## [Objective]
Leaving out the pictures, transcribe all of the records faithfully.

======== Recorded information ========

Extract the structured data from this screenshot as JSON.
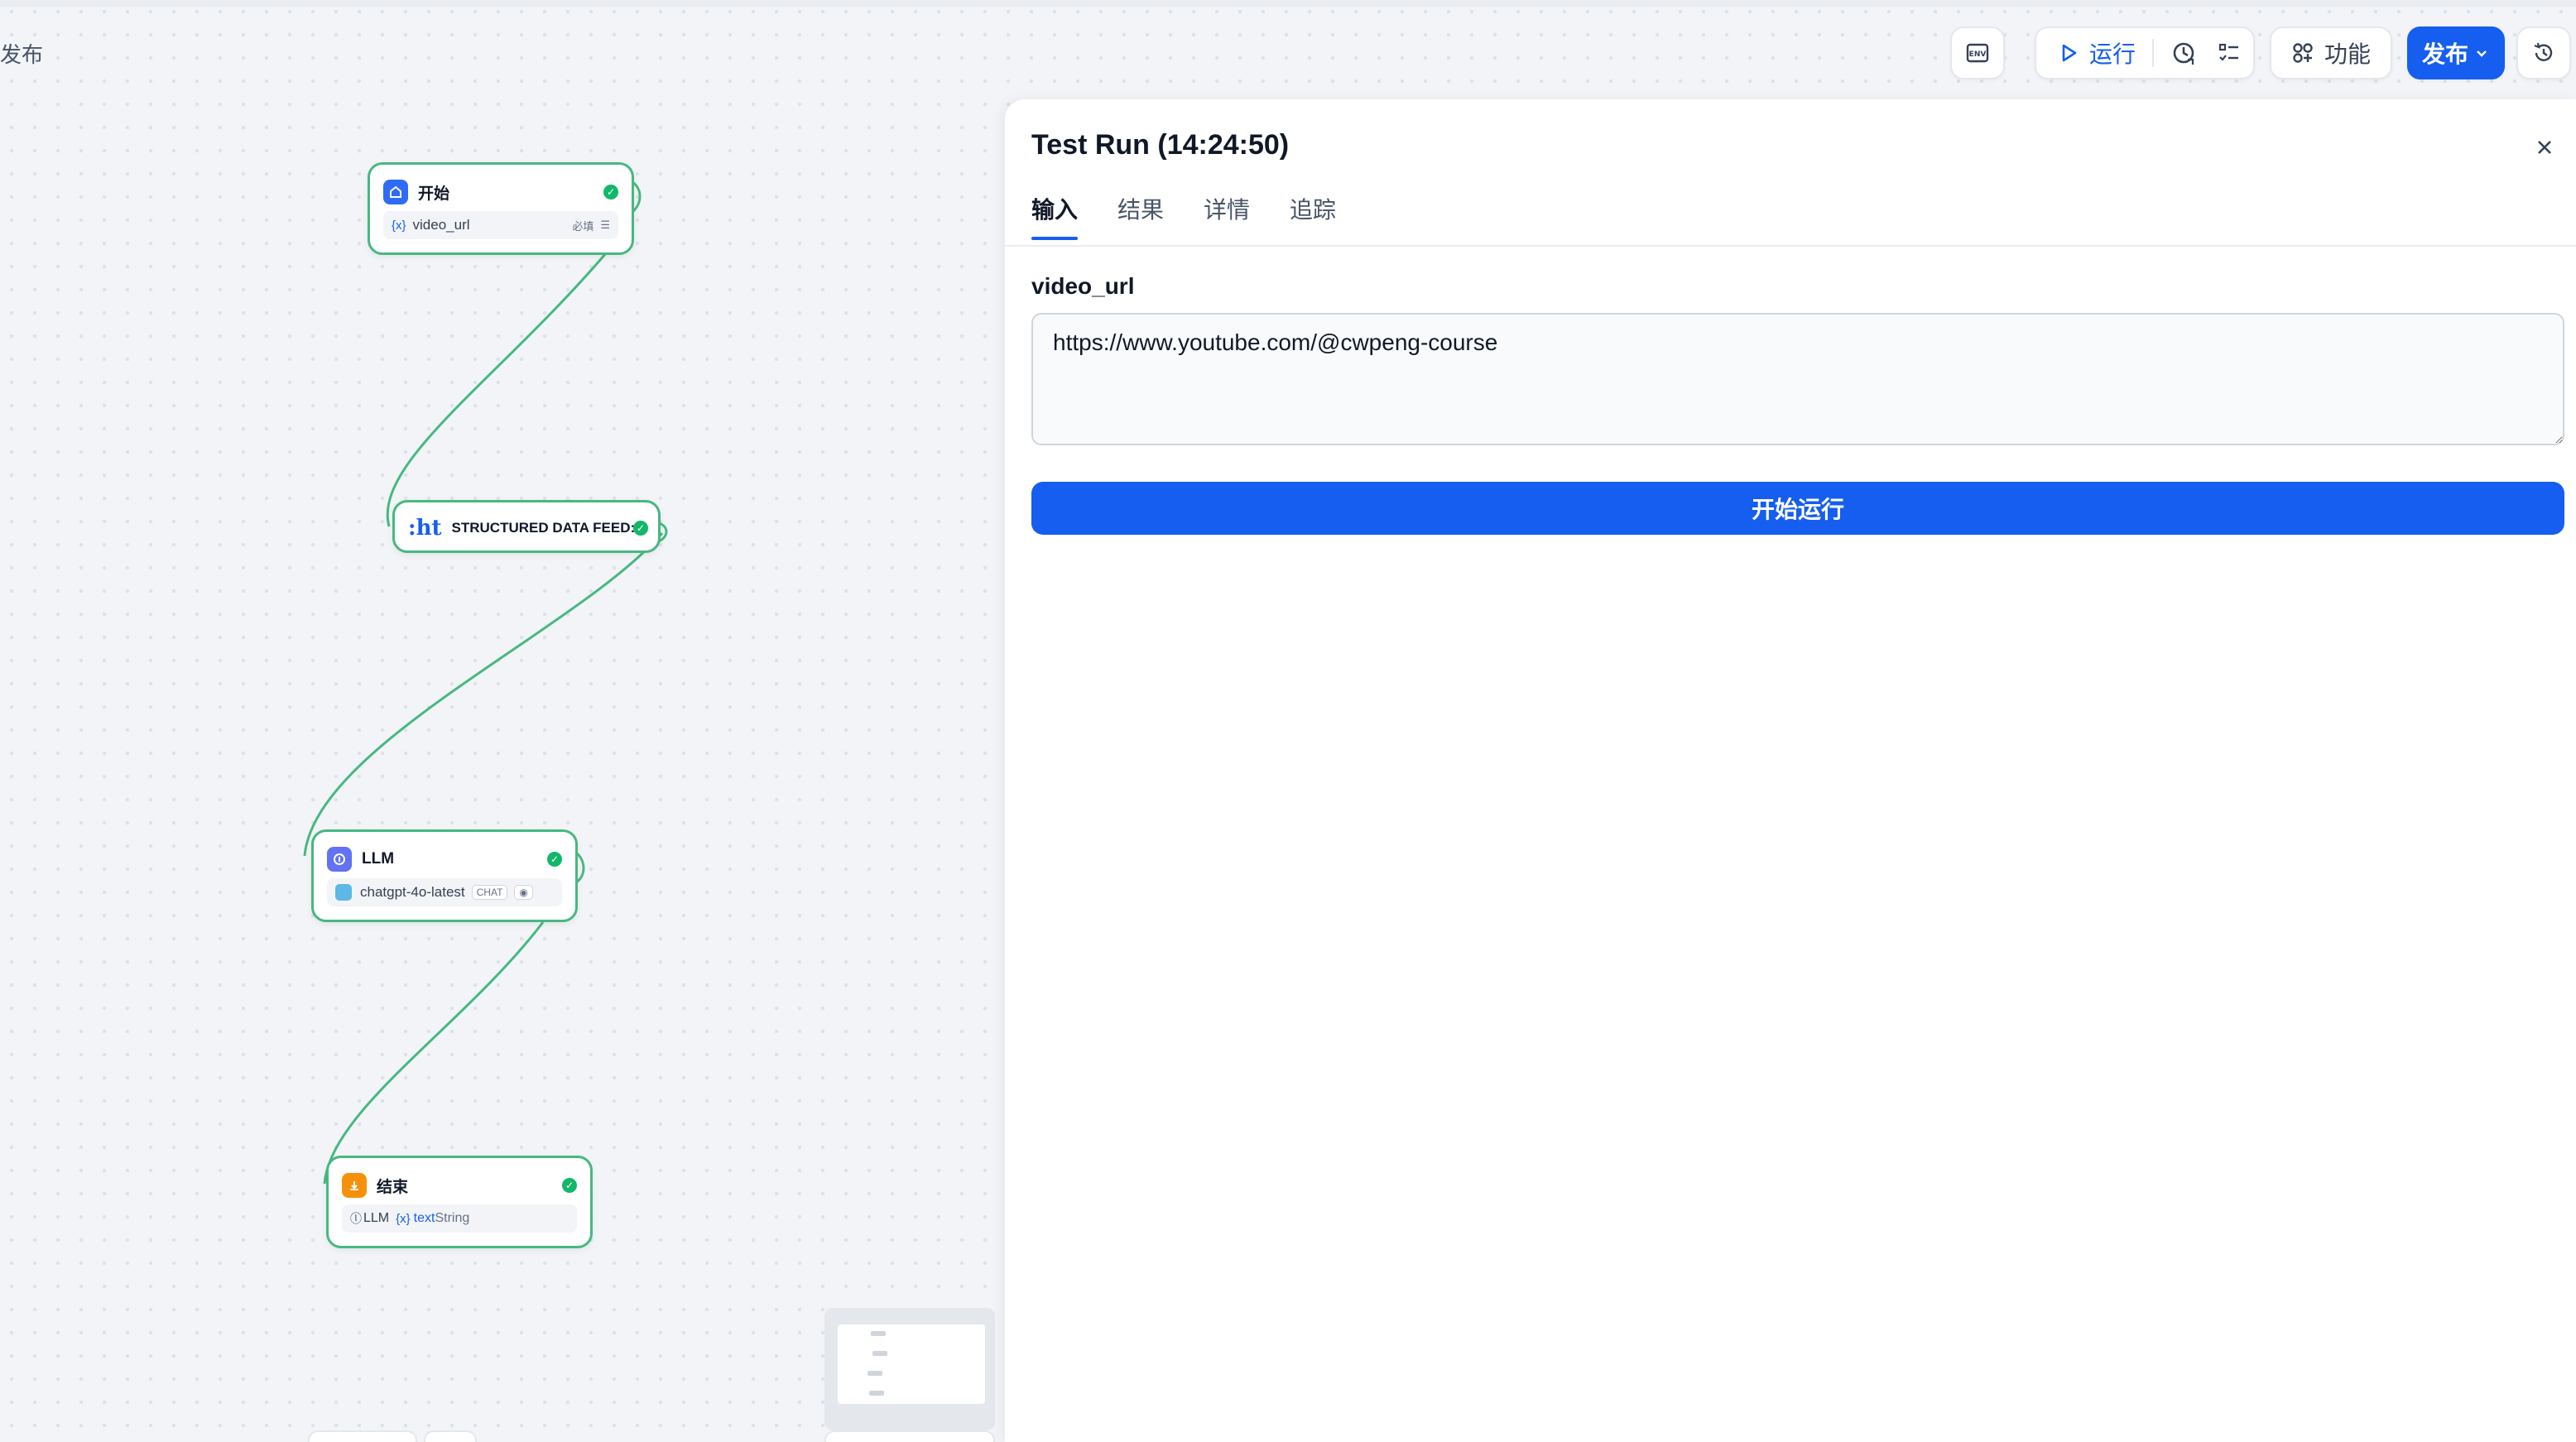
{
  "app": {
    "label": "发布"
  },
  "toolbar": {
    "env_icon": "env-icon",
    "run_label": "运行",
    "features_label": "功能",
    "publish_label": "发布"
  },
  "nodes": {
    "start": {
      "title": "开始",
      "var_mark": "{x}",
      "var_name": "video_url",
      "required": "必填"
    },
    "feed": {
      "icon_text": ":ht",
      "title": "STRUCTURED DATA FEED:"
    },
    "llm": {
      "title": "LLM",
      "model": "chatgpt-4o-latest",
      "mode": "CHAT"
    },
    "end": {
      "title": "结束",
      "source": "LLM",
      "var_mark": "{x}",
      "var_name": "text",
      "var_type": "String"
    }
  },
  "panel": {
    "title": "Test Run (14:24:50)",
    "tabs": [
      {
        "label": "输入"
      },
      {
        "label": "结果"
      },
      {
        "label": "详情"
      },
      {
        "label": "追踪"
      }
    ],
    "field_label": "video_url",
    "field_value": "https://www.youtube.com/@cwpeng-course",
    "run_button": "开始运行"
  },
  "colors": {
    "accent": "#155eef",
    "success": "#12b76a",
    "edge": "#47b881",
    "start_icon": "#2e6bf6",
    "llm_icon": "#6172f3",
    "end_icon": "#f79009"
  }
}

========

## [Task output]
Extract the structured data from this screenshot as JSON.
{
  "app": {
    "label": "发布"
  },
  "toolbar": {
    "env_icon": "env-icon",
    "run_label": "运行",
    "features_label": "功能",
    "publish_label": "发布"
  },
  "nodes": {
    "start": {
      "title": "开始",
      "var_mark": "{x}",
      "var_name": "video_url",
      "required": "必填"
    },
    "feed": {
      "icon_text": ":ht",
      "title": "STRUCTURED DATA FEED:"
    },
    "llm": {
      "title": "LLM",
      "model": "chatgpt-4o-latest",
      "mode": "CHAT"
    },
    "end": {
      "title": "结束",
      "source": "LLM",
      "var_mark": "{x}",
      "var_name": "text",
      "var_type": "String"
    }
  },
  "panel": {
    "title": "Test Run (14:24:50)",
    "tabs": [
      {
        "label": "输入"
      },
      {
        "label": "结果"
      },
      {
        "label": "详情"
      },
      {
        "label": "追踪"
      }
    ],
    "field_label": "video_url",
    "field_value": "https://www.youtube.com/@cwpeng-course",
    "run_button": "开始运行"
  },
  "colors": {
    "accent": "#155eef",
    "success": "#12b76a",
    "edge": "#47b881",
    "start_icon": "#2e6bf6",
    "llm_icon": "#6172f3",
    "end_icon": "#f79009"
  }
}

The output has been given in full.